DATA TO PROCESS:
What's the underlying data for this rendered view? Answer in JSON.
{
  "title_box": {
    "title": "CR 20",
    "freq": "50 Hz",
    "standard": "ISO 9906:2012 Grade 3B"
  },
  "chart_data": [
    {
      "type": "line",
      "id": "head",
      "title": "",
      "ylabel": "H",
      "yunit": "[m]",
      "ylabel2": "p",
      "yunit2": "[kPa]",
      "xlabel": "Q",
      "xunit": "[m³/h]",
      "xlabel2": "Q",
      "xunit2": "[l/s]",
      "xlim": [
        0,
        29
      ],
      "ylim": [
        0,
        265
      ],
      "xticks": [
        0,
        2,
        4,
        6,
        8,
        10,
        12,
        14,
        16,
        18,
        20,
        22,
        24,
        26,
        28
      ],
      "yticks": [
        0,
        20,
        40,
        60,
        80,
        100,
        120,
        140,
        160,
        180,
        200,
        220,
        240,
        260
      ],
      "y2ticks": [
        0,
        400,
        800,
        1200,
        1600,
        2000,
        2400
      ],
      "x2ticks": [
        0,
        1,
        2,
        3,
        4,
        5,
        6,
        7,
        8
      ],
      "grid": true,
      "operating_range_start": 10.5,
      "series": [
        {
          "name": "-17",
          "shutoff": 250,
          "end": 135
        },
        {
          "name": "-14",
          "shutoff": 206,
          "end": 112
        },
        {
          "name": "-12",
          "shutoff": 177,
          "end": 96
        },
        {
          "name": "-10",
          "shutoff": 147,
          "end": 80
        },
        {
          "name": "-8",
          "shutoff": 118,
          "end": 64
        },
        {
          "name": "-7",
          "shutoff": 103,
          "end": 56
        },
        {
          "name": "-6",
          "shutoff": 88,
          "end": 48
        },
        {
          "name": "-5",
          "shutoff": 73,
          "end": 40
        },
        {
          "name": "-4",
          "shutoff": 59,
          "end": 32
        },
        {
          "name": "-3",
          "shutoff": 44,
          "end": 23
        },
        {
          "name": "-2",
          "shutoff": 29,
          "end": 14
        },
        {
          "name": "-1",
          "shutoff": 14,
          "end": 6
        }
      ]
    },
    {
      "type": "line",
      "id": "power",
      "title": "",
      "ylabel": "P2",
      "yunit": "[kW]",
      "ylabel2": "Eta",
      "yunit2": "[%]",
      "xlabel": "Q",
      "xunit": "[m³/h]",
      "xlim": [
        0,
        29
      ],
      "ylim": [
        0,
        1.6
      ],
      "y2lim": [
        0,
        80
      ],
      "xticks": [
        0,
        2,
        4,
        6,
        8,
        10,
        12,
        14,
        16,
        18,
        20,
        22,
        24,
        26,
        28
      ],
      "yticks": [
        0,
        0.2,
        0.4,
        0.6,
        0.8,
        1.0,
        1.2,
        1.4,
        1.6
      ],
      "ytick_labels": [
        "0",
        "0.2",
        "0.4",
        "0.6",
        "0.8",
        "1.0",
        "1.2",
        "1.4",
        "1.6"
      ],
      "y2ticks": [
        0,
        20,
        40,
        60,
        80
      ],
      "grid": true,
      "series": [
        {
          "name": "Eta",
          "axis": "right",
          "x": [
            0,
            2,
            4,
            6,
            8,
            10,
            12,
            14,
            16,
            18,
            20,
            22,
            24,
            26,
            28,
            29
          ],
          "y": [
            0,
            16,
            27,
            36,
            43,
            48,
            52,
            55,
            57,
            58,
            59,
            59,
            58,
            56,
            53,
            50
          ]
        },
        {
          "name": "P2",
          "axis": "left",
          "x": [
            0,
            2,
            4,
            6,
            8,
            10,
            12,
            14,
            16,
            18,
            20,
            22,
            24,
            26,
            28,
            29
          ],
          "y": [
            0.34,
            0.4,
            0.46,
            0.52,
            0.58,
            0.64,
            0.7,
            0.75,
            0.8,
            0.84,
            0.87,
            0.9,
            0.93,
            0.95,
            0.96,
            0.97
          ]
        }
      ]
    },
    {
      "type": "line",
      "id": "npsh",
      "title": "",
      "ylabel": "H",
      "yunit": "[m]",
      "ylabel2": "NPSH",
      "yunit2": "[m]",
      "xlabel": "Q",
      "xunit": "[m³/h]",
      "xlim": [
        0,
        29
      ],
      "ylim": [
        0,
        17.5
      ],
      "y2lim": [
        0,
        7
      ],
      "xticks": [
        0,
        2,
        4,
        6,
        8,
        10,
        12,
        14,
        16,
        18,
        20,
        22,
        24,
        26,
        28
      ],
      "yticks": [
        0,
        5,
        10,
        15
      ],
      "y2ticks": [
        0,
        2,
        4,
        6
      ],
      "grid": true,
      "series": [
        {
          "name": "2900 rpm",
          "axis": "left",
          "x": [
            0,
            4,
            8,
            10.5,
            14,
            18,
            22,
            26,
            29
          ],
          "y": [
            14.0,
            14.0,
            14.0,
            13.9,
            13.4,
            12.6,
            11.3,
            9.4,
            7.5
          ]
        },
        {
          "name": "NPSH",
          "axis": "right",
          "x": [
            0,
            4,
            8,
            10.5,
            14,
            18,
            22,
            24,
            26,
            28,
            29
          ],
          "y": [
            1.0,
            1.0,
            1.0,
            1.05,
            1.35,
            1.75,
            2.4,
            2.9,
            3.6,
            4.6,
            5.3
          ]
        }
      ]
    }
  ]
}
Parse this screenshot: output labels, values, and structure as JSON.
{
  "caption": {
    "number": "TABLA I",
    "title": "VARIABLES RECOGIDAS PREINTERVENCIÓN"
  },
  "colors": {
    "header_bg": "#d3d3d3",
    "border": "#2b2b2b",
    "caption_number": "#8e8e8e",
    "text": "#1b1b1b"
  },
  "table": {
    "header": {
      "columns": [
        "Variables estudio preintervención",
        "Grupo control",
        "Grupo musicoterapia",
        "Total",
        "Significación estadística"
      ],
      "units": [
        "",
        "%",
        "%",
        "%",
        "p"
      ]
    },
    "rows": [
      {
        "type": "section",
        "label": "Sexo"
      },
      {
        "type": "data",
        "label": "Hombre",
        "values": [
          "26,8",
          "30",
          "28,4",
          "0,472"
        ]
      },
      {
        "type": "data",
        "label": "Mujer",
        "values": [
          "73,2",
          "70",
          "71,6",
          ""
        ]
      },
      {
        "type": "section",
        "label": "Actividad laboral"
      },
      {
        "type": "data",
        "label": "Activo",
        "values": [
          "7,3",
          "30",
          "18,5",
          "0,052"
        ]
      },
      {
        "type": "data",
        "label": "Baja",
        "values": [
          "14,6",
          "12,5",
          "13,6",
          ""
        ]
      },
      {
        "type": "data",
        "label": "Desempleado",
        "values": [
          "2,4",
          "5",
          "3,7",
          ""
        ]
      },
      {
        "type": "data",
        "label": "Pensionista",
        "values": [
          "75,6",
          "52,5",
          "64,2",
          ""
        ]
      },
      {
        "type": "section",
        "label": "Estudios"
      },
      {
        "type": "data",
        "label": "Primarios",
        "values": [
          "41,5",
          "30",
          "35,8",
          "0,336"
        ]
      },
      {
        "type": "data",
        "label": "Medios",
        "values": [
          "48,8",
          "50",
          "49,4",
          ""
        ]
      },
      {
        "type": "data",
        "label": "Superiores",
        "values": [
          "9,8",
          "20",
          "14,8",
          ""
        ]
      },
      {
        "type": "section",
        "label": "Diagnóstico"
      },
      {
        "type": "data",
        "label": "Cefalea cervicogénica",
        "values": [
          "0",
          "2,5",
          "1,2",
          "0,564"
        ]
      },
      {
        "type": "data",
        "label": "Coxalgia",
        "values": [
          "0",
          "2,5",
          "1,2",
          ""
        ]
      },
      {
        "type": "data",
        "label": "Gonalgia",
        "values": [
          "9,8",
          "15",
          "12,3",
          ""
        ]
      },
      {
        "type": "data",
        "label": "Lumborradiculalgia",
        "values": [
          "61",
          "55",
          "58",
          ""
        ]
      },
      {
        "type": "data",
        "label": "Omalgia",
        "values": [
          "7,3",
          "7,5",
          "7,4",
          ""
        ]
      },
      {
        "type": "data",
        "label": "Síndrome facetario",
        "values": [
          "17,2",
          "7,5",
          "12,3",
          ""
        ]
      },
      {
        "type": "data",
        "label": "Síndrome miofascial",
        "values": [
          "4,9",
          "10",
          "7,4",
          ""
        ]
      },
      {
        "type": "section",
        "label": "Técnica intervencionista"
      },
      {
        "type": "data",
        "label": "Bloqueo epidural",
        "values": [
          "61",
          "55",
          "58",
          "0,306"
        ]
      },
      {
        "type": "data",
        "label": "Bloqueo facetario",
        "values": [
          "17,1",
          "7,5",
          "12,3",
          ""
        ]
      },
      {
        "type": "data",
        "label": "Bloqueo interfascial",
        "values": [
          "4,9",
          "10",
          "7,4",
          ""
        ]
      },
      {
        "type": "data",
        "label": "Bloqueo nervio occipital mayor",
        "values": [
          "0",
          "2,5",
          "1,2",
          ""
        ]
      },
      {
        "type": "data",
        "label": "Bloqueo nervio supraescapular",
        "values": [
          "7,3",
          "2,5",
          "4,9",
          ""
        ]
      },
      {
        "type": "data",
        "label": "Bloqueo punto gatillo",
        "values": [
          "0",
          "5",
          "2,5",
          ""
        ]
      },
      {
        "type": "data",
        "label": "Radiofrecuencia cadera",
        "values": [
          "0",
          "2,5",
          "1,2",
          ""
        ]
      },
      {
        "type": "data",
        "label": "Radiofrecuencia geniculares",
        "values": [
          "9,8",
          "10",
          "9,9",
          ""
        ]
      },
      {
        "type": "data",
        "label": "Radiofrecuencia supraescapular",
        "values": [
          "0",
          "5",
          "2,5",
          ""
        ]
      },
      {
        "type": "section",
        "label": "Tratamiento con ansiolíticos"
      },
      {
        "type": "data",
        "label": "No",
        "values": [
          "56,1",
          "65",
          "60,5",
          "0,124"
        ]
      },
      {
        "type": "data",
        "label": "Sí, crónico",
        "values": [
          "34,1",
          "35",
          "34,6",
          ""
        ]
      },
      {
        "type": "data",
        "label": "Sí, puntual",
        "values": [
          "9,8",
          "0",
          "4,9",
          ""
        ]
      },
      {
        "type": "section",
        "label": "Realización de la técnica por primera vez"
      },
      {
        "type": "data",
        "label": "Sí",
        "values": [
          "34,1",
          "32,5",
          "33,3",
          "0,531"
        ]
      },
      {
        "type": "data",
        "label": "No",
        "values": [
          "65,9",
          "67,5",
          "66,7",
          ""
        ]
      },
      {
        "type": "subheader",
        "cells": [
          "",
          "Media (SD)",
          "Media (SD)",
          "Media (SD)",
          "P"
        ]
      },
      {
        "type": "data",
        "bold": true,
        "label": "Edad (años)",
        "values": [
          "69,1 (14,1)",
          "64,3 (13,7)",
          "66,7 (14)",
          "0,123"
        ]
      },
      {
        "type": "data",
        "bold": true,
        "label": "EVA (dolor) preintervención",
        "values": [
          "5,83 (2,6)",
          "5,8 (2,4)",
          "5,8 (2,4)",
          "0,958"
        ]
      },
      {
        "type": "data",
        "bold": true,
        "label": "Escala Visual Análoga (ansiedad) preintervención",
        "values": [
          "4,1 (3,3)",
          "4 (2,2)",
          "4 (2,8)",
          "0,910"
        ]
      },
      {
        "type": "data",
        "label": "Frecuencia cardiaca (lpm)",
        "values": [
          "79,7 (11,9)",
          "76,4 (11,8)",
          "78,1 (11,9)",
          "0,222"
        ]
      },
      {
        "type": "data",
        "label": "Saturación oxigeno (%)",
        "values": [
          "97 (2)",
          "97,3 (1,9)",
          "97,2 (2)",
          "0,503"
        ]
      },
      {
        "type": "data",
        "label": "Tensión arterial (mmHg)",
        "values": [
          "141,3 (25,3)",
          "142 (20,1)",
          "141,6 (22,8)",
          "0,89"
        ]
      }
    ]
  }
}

YOUR OBJECTIVE: Return each line in the records that holds the string "supraescapular".

COMPLETE OUTPUT:
        "label": "Bloqueo nervio supraescapular",
        "label": "Radiofrecuencia supraescapular",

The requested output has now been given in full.